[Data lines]
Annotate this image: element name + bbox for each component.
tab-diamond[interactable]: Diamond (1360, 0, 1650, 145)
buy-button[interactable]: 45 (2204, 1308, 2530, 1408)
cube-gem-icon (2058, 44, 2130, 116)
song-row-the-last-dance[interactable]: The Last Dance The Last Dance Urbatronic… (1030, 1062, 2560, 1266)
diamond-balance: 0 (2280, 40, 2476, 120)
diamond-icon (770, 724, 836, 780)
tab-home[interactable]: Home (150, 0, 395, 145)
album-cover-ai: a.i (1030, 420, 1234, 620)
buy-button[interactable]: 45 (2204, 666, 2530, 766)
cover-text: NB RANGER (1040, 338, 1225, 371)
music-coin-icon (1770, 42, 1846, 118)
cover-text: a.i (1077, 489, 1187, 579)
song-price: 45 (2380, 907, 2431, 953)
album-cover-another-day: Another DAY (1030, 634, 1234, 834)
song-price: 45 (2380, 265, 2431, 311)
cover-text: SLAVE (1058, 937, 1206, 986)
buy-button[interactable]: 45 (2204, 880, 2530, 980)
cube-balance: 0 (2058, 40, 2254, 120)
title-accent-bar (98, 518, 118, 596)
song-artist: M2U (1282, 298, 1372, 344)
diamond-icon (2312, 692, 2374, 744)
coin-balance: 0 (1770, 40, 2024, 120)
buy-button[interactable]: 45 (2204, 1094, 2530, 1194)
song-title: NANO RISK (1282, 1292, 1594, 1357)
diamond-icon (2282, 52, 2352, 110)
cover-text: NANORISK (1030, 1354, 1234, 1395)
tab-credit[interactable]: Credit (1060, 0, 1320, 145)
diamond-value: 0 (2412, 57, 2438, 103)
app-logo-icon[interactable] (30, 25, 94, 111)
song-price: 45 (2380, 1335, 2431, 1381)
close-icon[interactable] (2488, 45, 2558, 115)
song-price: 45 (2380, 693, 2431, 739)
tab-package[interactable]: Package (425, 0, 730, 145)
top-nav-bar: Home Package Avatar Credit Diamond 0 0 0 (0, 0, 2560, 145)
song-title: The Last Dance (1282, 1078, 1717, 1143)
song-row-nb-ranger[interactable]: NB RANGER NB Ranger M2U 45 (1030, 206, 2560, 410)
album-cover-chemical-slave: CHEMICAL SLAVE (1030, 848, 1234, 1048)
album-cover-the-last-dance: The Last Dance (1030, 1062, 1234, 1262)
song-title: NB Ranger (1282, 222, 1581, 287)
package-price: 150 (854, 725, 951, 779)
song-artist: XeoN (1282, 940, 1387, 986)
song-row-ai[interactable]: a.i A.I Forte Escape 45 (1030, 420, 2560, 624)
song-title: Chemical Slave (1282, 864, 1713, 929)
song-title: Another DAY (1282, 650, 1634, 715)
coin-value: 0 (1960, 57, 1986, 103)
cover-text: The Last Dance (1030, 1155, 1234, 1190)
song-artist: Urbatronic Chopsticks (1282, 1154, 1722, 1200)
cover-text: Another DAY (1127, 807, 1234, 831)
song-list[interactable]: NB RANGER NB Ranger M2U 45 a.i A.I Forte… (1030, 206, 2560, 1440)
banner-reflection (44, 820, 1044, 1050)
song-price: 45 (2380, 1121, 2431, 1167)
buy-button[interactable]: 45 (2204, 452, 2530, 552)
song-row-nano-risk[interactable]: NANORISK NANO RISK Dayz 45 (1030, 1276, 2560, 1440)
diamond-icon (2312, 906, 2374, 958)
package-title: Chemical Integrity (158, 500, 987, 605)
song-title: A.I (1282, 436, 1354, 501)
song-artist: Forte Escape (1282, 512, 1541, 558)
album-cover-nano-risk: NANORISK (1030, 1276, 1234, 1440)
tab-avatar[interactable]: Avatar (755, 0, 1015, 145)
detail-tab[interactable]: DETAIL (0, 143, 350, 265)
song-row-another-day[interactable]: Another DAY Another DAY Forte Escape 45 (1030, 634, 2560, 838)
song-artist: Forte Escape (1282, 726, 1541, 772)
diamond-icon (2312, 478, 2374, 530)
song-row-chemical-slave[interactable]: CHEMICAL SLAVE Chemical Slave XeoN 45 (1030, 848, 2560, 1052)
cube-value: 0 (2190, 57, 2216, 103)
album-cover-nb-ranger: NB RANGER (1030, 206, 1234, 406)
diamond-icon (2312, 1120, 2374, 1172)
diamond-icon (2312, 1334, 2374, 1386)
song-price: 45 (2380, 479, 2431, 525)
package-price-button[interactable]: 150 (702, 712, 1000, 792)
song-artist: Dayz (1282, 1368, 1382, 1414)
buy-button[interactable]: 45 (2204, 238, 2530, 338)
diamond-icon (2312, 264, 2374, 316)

▶ [Exercise brief]: Present all the items above as a Markdown table with two columns, No. and Line. Number the rows and omit any blank lines.

▶ [Finished answer]:
| No. | Line |
|---|---|
| 1 | Annotate this image: element name + bbox for each component. |
| 2 | tab-diamond[interactable]: Diamond (1360, 0, 1650, 145) |
| 3 | buy-button[interactable]: 45 (2204, 1308, 2530, 1408) |
| 4 | cube-gem-icon (2058, 44, 2130, 116) |
| 5 | song-row-the-last-dance[interactable]: The Last Dance The Last Dance Urbatronic… (1030, 1062, 2560, 1266) |
| 6 | diamond-balance: 0 (2280, 40, 2476, 120) |
| 7 | diamond-icon (770, 724, 836, 780) |
| 8 | tab-home[interactable]: Home (150, 0, 395, 145) |
| 9 | album-cover-ai: a.i (1030, 420, 1234, 620) |
| 10 | buy-button[interactable]: 45 (2204, 666, 2530, 766) |
| 11 | cover-text: NB RANGER (1040, 338, 1225, 371) |
| 12 | music-coin-icon (1770, 42, 1846, 118) |
| 13 | cover-text: a.i (1077, 489, 1187, 579) |
| 14 | song-price: 45 (2380, 907, 2431, 953) |
| 15 | album-cover-another-day: Another DAY (1030, 634, 1234, 834) |
| 16 | song-price: 45 (2380, 265, 2431, 311) |
| 17 | cover-text: SLAVE (1058, 937, 1206, 986) |
| 18 | buy-button[interactable]: 45 (2204, 880, 2530, 980) |
| 19 | cube-balance: 0 (2058, 40, 2254, 120) |
| 20 | title-accent-bar (98, 518, 118, 596) |
| 21 | song-artist: M2U (1282, 298, 1372, 344) |
| 22 | diamond-icon (2312, 692, 2374, 744) |
| 23 | coin-balance: 0 (1770, 40, 2024, 120) |
| 24 | buy-button[interactable]: 45 (2204, 1094, 2530, 1194) |
| 25 | song-title: NANO RISK (1282, 1292, 1594, 1357) |
| 26 | diamond-icon (2282, 52, 2352, 110) |
| 27 | cover-text: NANORISK (1030, 1354, 1234, 1395) |
| 28 | tab-credit[interactable]: Credit (1060, 0, 1320, 145) |
| 29 | diamond-value: 0 (2412, 57, 2438, 103) |
| 30 | app-logo-icon[interactable] (30, 25, 94, 111) |
| 31 | song-price: 45 (2380, 1335, 2431, 1381) |
| 32 | close-icon[interactable] (2488, 45, 2558, 115) |
| 33 | song-price: 45 (2380, 693, 2431, 739) |
| 34 | tab-package[interactable]: Package (425, 0, 730, 145) |
| 35 | top-nav-bar: Home Package Avatar Credit Diamond 0 0 0 (0, 0, 2560, 145) |
| 36 | song-title: The Last Dance (1282, 1078, 1717, 1143) |
| 37 | song-row-nb-ranger[interactable]: NB RANGER NB Ranger M2U 45 (1030, 206, 2560, 410) |
| 38 | album-cover-chemical-slave: CHEMICAL SLAVE (1030, 848, 1234, 1048) |
| 39 | album-cover-the-last-dance: The Last Dance (1030, 1062, 1234, 1262) |
| 40 | song-title: NB Ranger (1282, 222, 1581, 287) |
| 41 | package-price: 150 (854, 725, 951, 779) |
| 42 | song-artist: XeoN (1282, 940, 1387, 986) |
| 43 | song-row-ai[interactable]: a.i A.I Forte Escape 45 (1030, 420, 2560, 624) |
| 44 | song-title: Chemical Slave (1282, 864, 1713, 929) |
| 45 | song-title: Another DAY (1282, 650, 1634, 715) |
| 46 | coin-value: 0 (1960, 57, 1986, 103) |
| 47 | cover-text: The Last Dance (1030, 1155, 1234, 1190) |
| 48 | song-artist: Urbatronic Chopsticks (1282, 1154, 1722, 1200) |
| 49 | cover-text: Another DAY (1127, 807, 1234, 831) |
| 50 | song-list[interactable]: NB RANGER NB Ranger M2U 45 a.i A.I Forte… (1030, 206, 2560, 1440) |
| 51 | banner-reflection (44, 820, 1044, 1050) |
| 52 | song-price: 45 (2380, 1121, 2431, 1167) |
| 53 | buy-button[interactable]: 45 (2204, 452, 2530, 552) |
| 54 | song-row-nano-risk[interactable]: NANORISK NANO RISK Dayz 45 (1030, 1276, 2560, 1440) |
| 55 | diamond-icon (2312, 906, 2374, 958) |
| 56 | package-title: Chemical Integrity (158, 500, 987, 605) |
| 57 | song-title: A.I (1282, 436, 1354, 501) |
| 58 | song-artist: Forte Escape (1282, 512, 1541, 558) |
| 59 | album-cover-nano-risk: NANORISK (1030, 1276, 1234, 1440) |
| 60 | tab-avatar[interactable]: Avatar (755, 0, 1015, 145) |
| 61 | detail-tab[interactable]: DETAIL (0, 143, 350, 265) |
| 62 | song-row-another-day[interactable]: Another DAY Another DAY Forte Escape 45 (1030, 634, 2560, 838) |
| 63 | song-artist: Forte Escape (1282, 726, 1541, 772) |
| 64 | diamond-icon (2312, 478, 2374, 530) |
| 65 | song-row-chemical-slave[interactable]: CHEMICAL SLAVE Chemical Slave XeoN 45 (1030, 848, 2560, 1052) |
| 66 | cube-value: 0 (2190, 57, 2216, 103) |
| 67 | album-cover-nb-ranger: NB RANGER (1030, 206, 1234, 406) |
| 68 | diamond-icon (2312, 1120, 2374, 1172) |
| 69 | diamond-icon (2312, 1334, 2374, 1386) |
| 70 | song-price: 45 (2380, 479, 2431, 525) |
| 71 | package-price-button[interactable]: 150 (702, 712, 1000, 792) |
| 72 | song-artist: Dayz (1282, 1368, 1382, 1414) |
| 73 | buy-button[interactable]: 45 (2204, 238, 2530, 338) |
| 74 | diamond-icon (2312, 264, 2374, 316) |